What you will do:
Reproduce the data below verbatim, keeping every line and character unchanged.

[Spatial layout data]
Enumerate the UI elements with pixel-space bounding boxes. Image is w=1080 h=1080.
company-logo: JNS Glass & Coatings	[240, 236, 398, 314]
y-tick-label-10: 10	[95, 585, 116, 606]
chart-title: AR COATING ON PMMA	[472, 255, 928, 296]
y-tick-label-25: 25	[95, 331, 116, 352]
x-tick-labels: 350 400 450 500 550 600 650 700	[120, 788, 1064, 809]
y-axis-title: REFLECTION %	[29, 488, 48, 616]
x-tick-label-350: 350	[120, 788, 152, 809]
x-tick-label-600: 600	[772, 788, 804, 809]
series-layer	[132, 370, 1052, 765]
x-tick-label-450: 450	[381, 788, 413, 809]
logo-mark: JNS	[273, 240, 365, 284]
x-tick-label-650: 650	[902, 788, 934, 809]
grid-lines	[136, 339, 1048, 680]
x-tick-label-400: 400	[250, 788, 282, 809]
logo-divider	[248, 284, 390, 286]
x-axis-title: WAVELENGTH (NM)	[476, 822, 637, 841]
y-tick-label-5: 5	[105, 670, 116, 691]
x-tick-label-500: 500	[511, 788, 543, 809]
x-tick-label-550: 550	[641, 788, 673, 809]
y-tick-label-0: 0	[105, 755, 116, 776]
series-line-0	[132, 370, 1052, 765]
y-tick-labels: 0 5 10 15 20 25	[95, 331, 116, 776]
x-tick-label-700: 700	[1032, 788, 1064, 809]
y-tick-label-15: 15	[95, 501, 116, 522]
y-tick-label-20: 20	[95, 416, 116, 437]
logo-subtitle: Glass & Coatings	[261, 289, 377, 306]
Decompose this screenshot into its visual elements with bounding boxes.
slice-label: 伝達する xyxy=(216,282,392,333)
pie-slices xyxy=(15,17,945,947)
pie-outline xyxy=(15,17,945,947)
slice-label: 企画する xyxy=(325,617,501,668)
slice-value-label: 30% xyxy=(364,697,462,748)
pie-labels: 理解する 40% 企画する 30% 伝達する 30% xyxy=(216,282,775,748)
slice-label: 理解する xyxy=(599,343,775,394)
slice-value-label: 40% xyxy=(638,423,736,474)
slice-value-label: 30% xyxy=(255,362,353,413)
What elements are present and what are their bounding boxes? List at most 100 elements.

Written answer:
Enumerate the UI elements with pixel-space bounding boxes. Image is w=1080 h=1080.
company-logo: JNS Glass & Coatings	[240, 236, 398, 314]
y-tick-label-10: 10	[95, 585, 116, 606]
chart-title: AR COATING ON PMMA	[472, 255, 928, 296]
y-tick-label-25: 25	[95, 331, 116, 352]
x-tick-labels: 350 400 450 500 550 600 650 700	[120, 788, 1064, 809]
y-axis-title: REFLECTION %	[29, 488, 48, 616]
x-tick-label-350: 350	[120, 788, 152, 809]
x-tick-label-600: 600	[772, 788, 804, 809]
series-layer	[132, 370, 1052, 765]
x-tick-label-450: 450	[381, 788, 413, 809]
logo-mark: JNS	[273, 240, 365, 284]
x-tick-label-650: 650	[902, 788, 934, 809]
grid-lines	[136, 339, 1048, 680]
x-tick-label-400: 400	[250, 788, 282, 809]
logo-divider	[248, 284, 390, 286]
x-axis-title: WAVELENGTH (NM)	[476, 822, 637, 841]
y-tick-label-5: 5	[105, 670, 116, 691]
x-tick-label-500: 500	[511, 788, 543, 809]
x-tick-label-550: 550	[641, 788, 673, 809]
y-tick-label-0: 0	[105, 755, 116, 776]
series-line-0	[132, 370, 1052, 765]
y-tick-labels: 0 5 10 15 20 25	[95, 331, 116, 776]
x-tick-label-700: 700	[1032, 788, 1064, 809]
y-tick-label-15: 15	[95, 501, 116, 522]
y-tick-label-20: 20	[95, 416, 116, 437]
logo-subtitle: Glass & Coatings	[261, 289, 377, 306]
Decompose this screenshot into its visual elements with bounding boxes.
slice-label: 伝達する xyxy=(216,282,392,333)
pie-slices xyxy=(15,17,945,947)
pie-outline xyxy=(15,17,945,947)
slice-label: 企画する xyxy=(325,617,501,668)
slice-value-label: 30% xyxy=(364,697,462,748)
pie-labels: 理解する 40% 企画する 30% 伝達する 30% xyxy=(216,282,775,748)
slice-label: 理解する xyxy=(599,343,775,394)
slice-value-label: 40% xyxy=(638,423,736,474)
slice-value-label: 30% xyxy=(255,362,353,413)
What elements are present and what are their bounding boxes? List at most 100 elements.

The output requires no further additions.